WHAT TO WORK ON:
Take every line from the material that has the word "xlabel" in it.

SUPPLIED MATERIAL:
%%
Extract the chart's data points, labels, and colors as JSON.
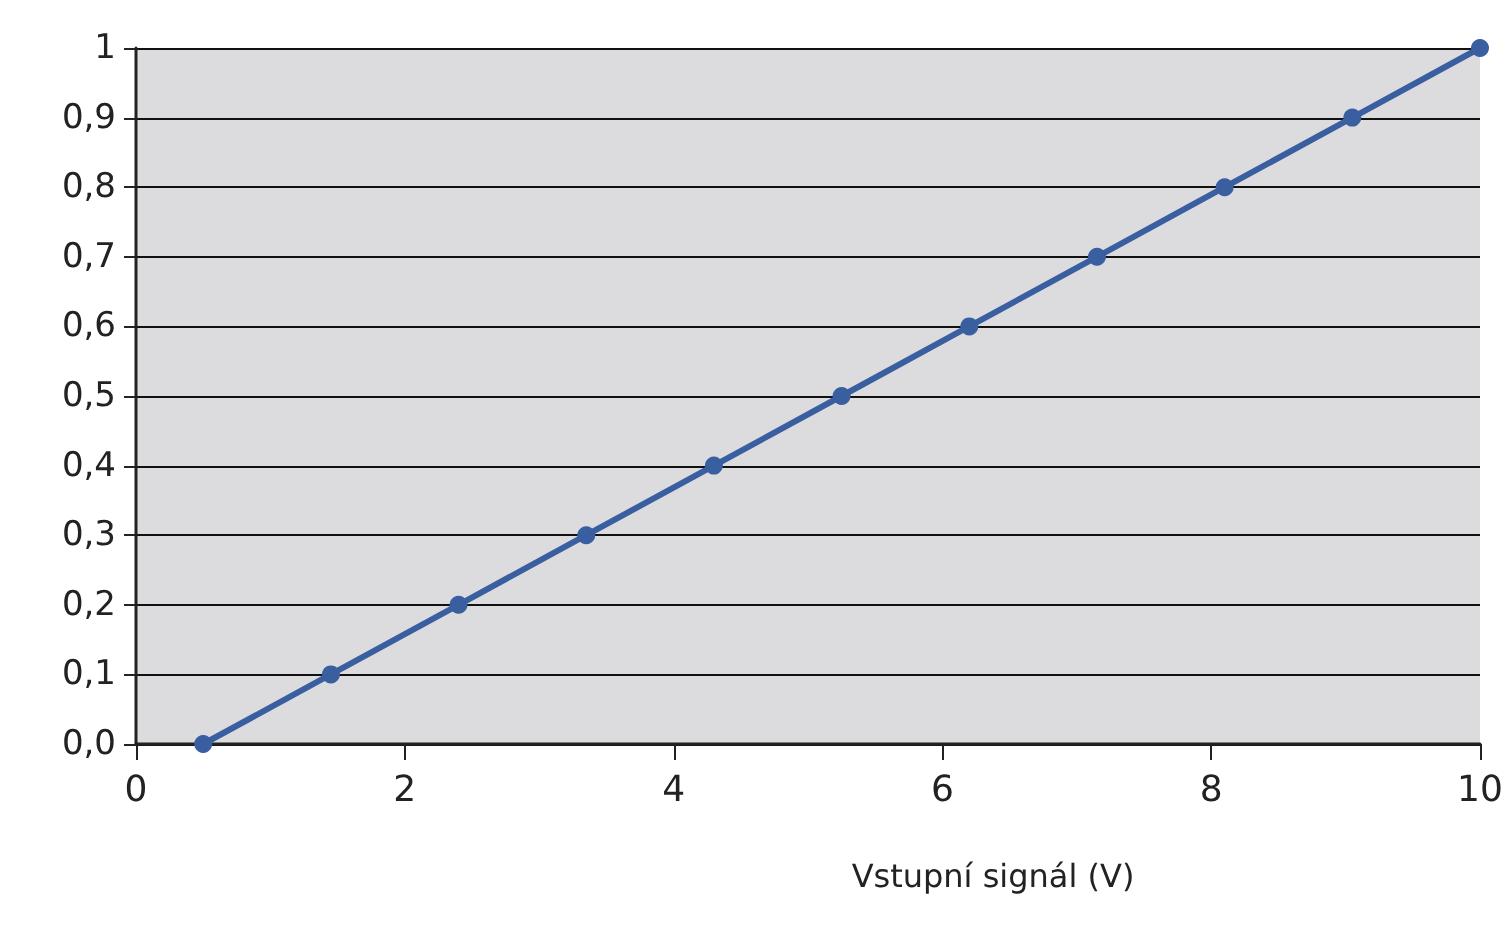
{
  "chart_data": {
    "type": "line",
    "xlabel": "Vstupní signál (V)",
    "x": [
      0.5,
      1.45,
      2.4,
      3.35,
      4.3,
      5.25,
      6.2,
      7.15,
      8.1,
      9.05,
      10
    ],
    "series": [
      {
        "color": "#3a5fa0",
        "values": [
          0,
          0.1,
          0.2,
          0.3,
          0.4,
          0.5,
          0.6,
          0.7,
          0.8,
          0.9,
          1
        ]
      }
    ],
    "xlim": [
      0,
      10
    ],
    "xticks": [
      0,
      2,
      4,
      6,
      8,
      10
    ],
    "ylim": [
      0,
      1
    ],
    "yticks": [
      {
        "value": 0,
        "label": "0,0"
      },
      {
        "value": 0.1,
        "label": "0,1"
      },
      {
        "value": 0.2,
        "label": "0,2"
      },
      {
        "value": 0.3,
        "label": "0,3"
      },
      {
        "value": 0.4,
        "label": "0,4"
      },
      {
        "value": 0.5,
        "label": "0,5"
      },
      {
        "value": 0.6,
        "label": "0,6"
      },
      {
        "value": 0.7,
        "label": "0,7"
      },
      {
        "value": 0.8,
        "label": "0,8"
      },
      {
        "value": 0.9,
        "label": "0,9"
      },
      1
    ],
    "grid": "y",
    "marker": "circle",
    "line_style": "solid"
  }
}
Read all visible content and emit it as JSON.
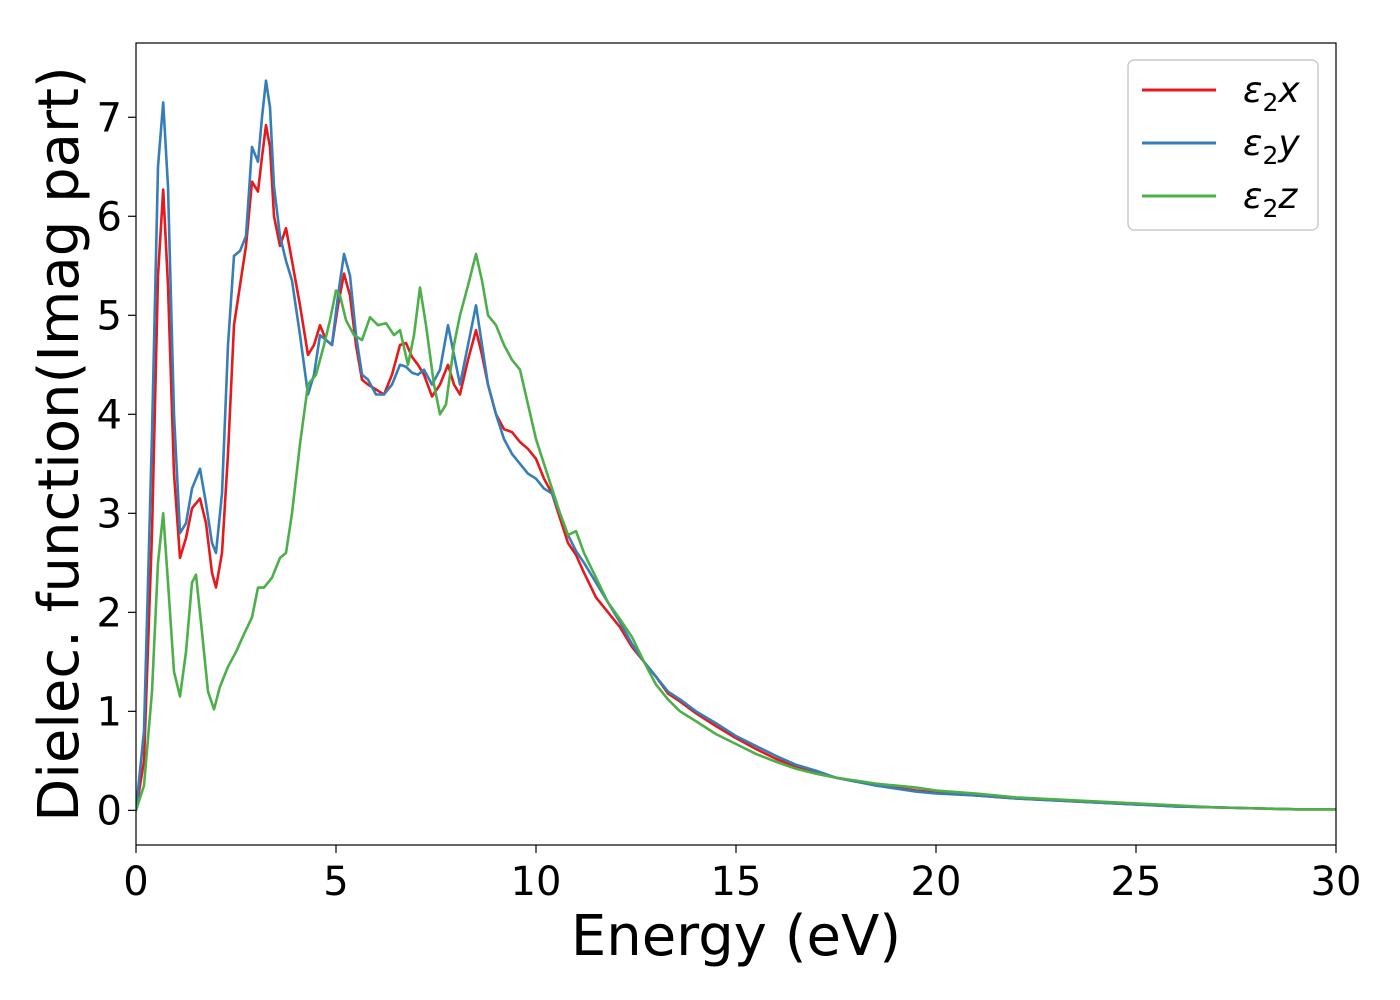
{
  "chart_data": {
    "type": "line",
    "xlabel": "Energy (eV)",
    "ylabel": "Dielec. function(Imag part)",
    "xlim": [
      0,
      30
    ],
    "ylim": [
      -0.35,
      7.75
    ],
    "xticks": [
      0,
      5,
      10,
      15,
      20,
      25,
      30
    ],
    "yticks": [
      0,
      1,
      2,
      3,
      4,
      5,
      6,
      7
    ],
    "grid": false,
    "legend_position": "top-right",
    "series": [
      {
        "name": "ε₂x",
        "legend_base": "ε",
        "legend_sub": "2",
        "legend_suffix": "x",
        "color": "#e41a1c",
        "x": [
          0,
          0.2,
          0.4,
          0.55,
          0.68,
          0.8,
          0.95,
          1.1,
          1.25,
          1.4,
          1.6,
          1.75,
          1.9,
          2.0,
          2.15,
          2.3,
          2.45,
          2.6,
          2.75,
          2.9,
          3.05,
          3.15,
          3.25,
          3.35,
          3.45,
          3.6,
          3.75,
          3.9,
          4.1,
          4.3,
          4.45,
          4.6,
          4.75,
          4.9,
          5.05,
          5.2,
          5.35,
          5.5,
          5.65,
          5.8,
          6.0,
          6.2,
          6.4,
          6.6,
          6.75,
          6.9,
          7.05,
          7.2,
          7.4,
          7.6,
          7.8,
          7.95,
          8.1,
          8.3,
          8.5,
          8.65,
          8.8,
          9.0,
          9.2,
          9.4,
          9.6,
          9.8,
          10.0,
          10.2,
          10.4,
          10.6,
          10.8,
          11.0,
          11.2,
          11.5,
          11.8,
          12.1,
          12.4,
          12.7,
          13.0,
          13.3,
          13.6,
          14.0,
          14.5,
          15.0,
          15.5,
          16.0,
          16.5,
          17.0,
          17.5,
          18.0,
          18.5,
          19.0,
          19.5,
          20.0,
          21.0,
          22.0,
          23.0,
          24.0,
          25.0,
          26.0,
          27.0,
          28.0,
          29.0,
          30.0
        ],
        "y": [
          0,
          0.5,
          2.8,
          5.4,
          6.27,
          5.3,
          3.4,
          2.55,
          2.75,
          3.05,
          3.15,
          2.9,
          2.4,
          2.25,
          2.6,
          3.6,
          4.9,
          5.3,
          5.7,
          6.35,
          6.25,
          6.6,
          6.92,
          6.7,
          6.0,
          5.7,
          5.88,
          5.55,
          5.1,
          4.6,
          4.7,
          4.9,
          4.75,
          4.7,
          5.1,
          5.42,
          5.2,
          4.7,
          4.35,
          4.3,
          4.25,
          4.2,
          4.4,
          4.7,
          4.72,
          4.58,
          4.5,
          4.4,
          4.18,
          4.3,
          4.5,
          4.3,
          4.2,
          4.55,
          4.85,
          4.6,
          4.3,
          4.0,
          3.85,
          3.82,
          3.72,
          3.65,
          3.55,
          3.35,
          3.2,
          2.95,
          2.7,
          2.58,
          2.4,
          2.15,
          2.0,
          1.85,
          1.65,
          1.5,
          1.35,
          1.18,
          1.1,
          0.98,
          0.85,
          0.73,
          0.62,
          0.52,
          0.44,
          0.38,
          0.33,
          0.29,
          0.26,
          0.23,
          0.2,
          0.18,
          0.15,
          0.12,
          0.1,
          0.08,
          0.06,
          0.04,
          0.03,
          0.02,
          0.01,
          0.01
        ]
      },
      {
        "name": "ε₂y",
        "legend_base": "ε",
        "legend_sub": "2",
        "legend_suffix": "y",
        "color": "#377eb8",
        "x": [
          0,
          0.2,
          0.4,
          0.55,
          0.68,
          0.8,
          0.95,
          1.1,
          1.25,
          1.4,
          1.6,
          1.75,
          1.9,
          2.0,
          2.15,
          2.3,
          2.45,
          2.6,
          2.75,
          2.9,
          3.05,
          3.15,
          3.25,
          3.35,
          3.45,
          3.6,
          3.75,
          3.9,
          4.1,
          4.3,
          4.45,
          4.6,
          4.75,
          4.9,
          5.05,
          5.2,
          5.35,
          5.5,
          5.65,
          5.8,
          6.0,
          6.2,
          6.4,
          6.6,
          6.75,
          6.9,
          7.05,
          7.2,
          7.4,
          7.6,
          7.8,
          7.95,
          8.1,
          8.3,
          8.5,
          8.65,
          8.8,
          9.0,
          9.2,
          9.4,
          9.6,
          9.8,
          10.0,
          10.2,
          10.4,
          10.6,
          10.8,
          11.0,
          11.2,
          11.5,
          11.8,
          12.1,
          12.4,
          12.7,
          13.0,
          13.3,
          13.6,
          14.0,
          14.5,
          15.0,
          15.5,
          16.0,
          16.5,
          17.0,
          17.5,
          18.0,
          18.5,
          19.0,
          19.5,
          20.0,
          21.0,
          22.0,
          23.0,
          24.0,
          25.0,
          26.0,
          27.0,
          28.0,
          29.0,
          30.0
        ],
        "y": [
          0,
          0.8,
          3.8,
          6.5,
          7.15,
          6.3,
          4.0,
          2.8,
          2.9,
          3.25,
          3.45,
          3.1,
          2.7,
          2.6,
          3.2,
          4.7,
          5.6,
          5.65,
          5.8,
          6.7,
          6.55,
          7.0,
          7.37,
          7.1,
          6.3,
          5.8,
          5.55,
          5.35,
          4.8,
          4.2,
          4.4,
          4.8,
          4.75,
          4.7,
          5.2,
          5.62,
          5.4,
          4.8,
          4.4,
          4.35,
          4.2,
          4.2,
          4.3,
          4.5,
          4.48,
          4.42,
          4.4,
          4.45,
          4.3,
          4.45,
          4.9,
          4.6,
          4.3,
          4.7,
          5.1,
          4.7,
          4.3,
          4.0,
          3.75,
          3.6,
          3.5,
          3.4,
          3.35,
          3.25,
          3.2,
          3.0,
          2.78,
          2.62,
          2.5,
          2.3,
          2.1,
          1.9,
          1.68,
          1.5,
          1.35,
          1.2,
          1.12,
          1.0,
          0.88,
          0.75,
          0.65,
          0.55,
          0.46,
          0.4,
          0.33,
          0.29,
          0.25,
          0.22,
          0.19,
          0.17,
          0.15,
          0.12,
          0.1,
          0.08,
          0.06,
          0.04,
          0.03,
          0.02,
          0.01,
          0.01
        ]
      },
      {
        "name": "ε₂z",
        "legend_base": "ε",
        "legend_sub": "2",
        "legend_suffix": "z",
        "color": "#4daf4a",
        "x": [
          0,
          0.2,
          0.4,
          0.55,
          0.68,
          0.8,
          0.95,
          1.1,
          1.25,
          1.4,
          1.5,
          1.65,
          1.8,
          1.95,
          2.1,
          2.3,
          2.5,
          2.7,
          2.9,
          3.05,
          3.2,
          3.4,
          3.6,
          3.75,
          3.9,
          4.1,
          4.3,
          4.5,
          4.7,
          4.85,
          5.0,
          5.1,
          5.25,
          5.45,
          5.65,
          5.85,
          6.05,
          6.25,
          6.45,
          6.6,
          6.8,
          6.95,
          7.1,
          7.25,
          7.45,
          7.6,
          7.75,
          7.95,
          8.1,
          8.3,
          8.5,
          8.65,
          8.8,
          9.0,
          9.2,
          9.4,
          9.6,
          9.8,
          10.0,
          10.2,
          10.4,
          10.6,
          10.8,
          11.0,
          11.2,
          11.5,
          11.8,
          12.1,
          12.4,
          12.7,
          13.0,
          13.3,
          13.6,
          14.0,
          14.5,
          15.0,
          15.5,
          16.0,
          16.5,
          17.0,
          17.5,
          18.0,
          18.5,
          19.0,
          19.5,
          20.0,
          21.0,
          22.0,
          23.0,
          24.0,
          25.0,
          26.0,
          27.0,
          28.0,
          29.0,
          30.0
        ],
        "y": [
          0,
          0.25,
          1.2,
          2.5,
          3.0,
          2.3,
          1.4,
          1.15,
          1.6,
          2.3,
          2.38,
          1.8,
          1.2,
          1.02,
          1.25,
          1.45,
          1.6,
          1.78,
          1.95,
          2.25,
          2.25,
          2.35,
          2.55,
          2.6,
          3.0,
          3.7,
          4.3,
          4.4,
          4.7,
          4.95,
          5.25,
          5.2,
          4.95,
          4.8,
          4.75,
          4.98,
          4.9,
          4.92,
          4.8,
          4.85,
          4.5,
          4.8,
          5.28,
          4.9,
          4.3,
          4.0,
          4.1,
          4.7,
          5.0,
          5.3,
          5.62,
          5.35,
          5.0,
          4.9,
          4.7,
          4.55,
          4.45,
          4.1,
          3.75,
          3.5,
          3.25,
          3.0,
          2.78,
          2.82,
          2.6,
          2.35,
          2.1,
          1.93,
          1.75,
          1.5,
          1.27,
          1.12,
          1.0,
          0.9,
          0.77,
          0.67,
          0.57,
          0.49,
          0.42,
          0.37,
          0.33,
          0.3,
          0.27,
          0.25,
          0.23,
          0.2,
          0.17,
          0.13,
          0.11,
          0.09,
          0.07,
          0.05,
          0.03,
          0.02,
          0.01,
          0.01
        ]
      }
    ]
  }
}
%%
TASK SOLUTION:
    "xlabel": "Vstupní signál (V)",
    "xlabel": "Energy (eV)",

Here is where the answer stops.